## DATA TO PROCESS
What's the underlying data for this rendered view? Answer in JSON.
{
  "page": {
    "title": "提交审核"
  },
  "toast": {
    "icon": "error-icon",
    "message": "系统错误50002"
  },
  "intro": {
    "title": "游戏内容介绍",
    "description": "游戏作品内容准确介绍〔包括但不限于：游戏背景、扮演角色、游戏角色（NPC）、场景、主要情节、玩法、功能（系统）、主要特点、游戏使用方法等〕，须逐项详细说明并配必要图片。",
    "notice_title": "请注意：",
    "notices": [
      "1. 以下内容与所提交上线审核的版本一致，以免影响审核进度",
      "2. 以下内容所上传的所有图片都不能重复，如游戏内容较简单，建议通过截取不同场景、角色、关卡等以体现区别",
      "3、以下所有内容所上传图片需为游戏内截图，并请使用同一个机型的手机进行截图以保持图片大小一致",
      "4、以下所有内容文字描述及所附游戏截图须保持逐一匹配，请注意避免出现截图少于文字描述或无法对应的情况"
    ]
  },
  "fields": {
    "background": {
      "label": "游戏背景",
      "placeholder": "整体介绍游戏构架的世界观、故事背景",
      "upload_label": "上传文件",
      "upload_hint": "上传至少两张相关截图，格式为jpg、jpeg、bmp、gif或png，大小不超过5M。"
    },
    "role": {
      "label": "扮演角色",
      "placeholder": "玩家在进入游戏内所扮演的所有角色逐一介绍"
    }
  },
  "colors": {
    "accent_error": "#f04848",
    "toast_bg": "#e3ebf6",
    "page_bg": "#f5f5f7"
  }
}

## PROBLEM TO WORK ON
Output the records above in their entirety, exactly.

## THE ANSWER
What's the underlying data for this rendered view? Answer in JSON.
{
  "page": {
    "title": "提交审核"
  },
  "toast": {
    "icon": "error-icon",
    "message": "系统错误50002"
  },
  "intro": {
    "title": "游戏内容介绍",
    "description": "游戏作品内容准确介绍〔包括但不限于：游戏背景、扮演角色、游戏角色（NPC）、场景、主要情节、玩法、功能（系统）、主要特点、游戏使用方法等〕，须逐项详细说明并配必要图片。",
    "notice_title": "请注意：",
    "notices": [
      "1. 以下内容与所提交上线审核的版本一致，以免影响审核进度",
      "2. 以下内容所上传的所有图片都不能重复，如游戏内容较简单，建议通过截取不同场景、角色、关卡等以体现区别",
      "3、以下所有内容所上传图片需为游戏内截图，并请使用同一个机型的手机进行截图以保持图片大小一致",
      "4、以下所有内容文字描述及所附游戏截图须保持逐一匹配，请注意避免出现截图少于文字描述或无法对应的情况"
    ]
  },
  "fields": {
    "background": {
      "label": "游戏背景",
      "placeholder": "整体介绍游戏构架的世界观、故事背景",
      "upload_label": "上传文件",
      "upload_hint": "上传至少两张相关截图，格式为jpg、jpeg、bmp、gif或png，大小不超过5M。"
    },
    "role": {
      "label": "扮演角色",
      "placeholder": "玩家在进入游戏内所扮演的所有角色逐一介绍"
    }
  },
  "colors": {
    "accent_error": "#f04848",
    "toast_bg": "#e3ebf6",
    "page_bg": "#f5f5f7"
  }
}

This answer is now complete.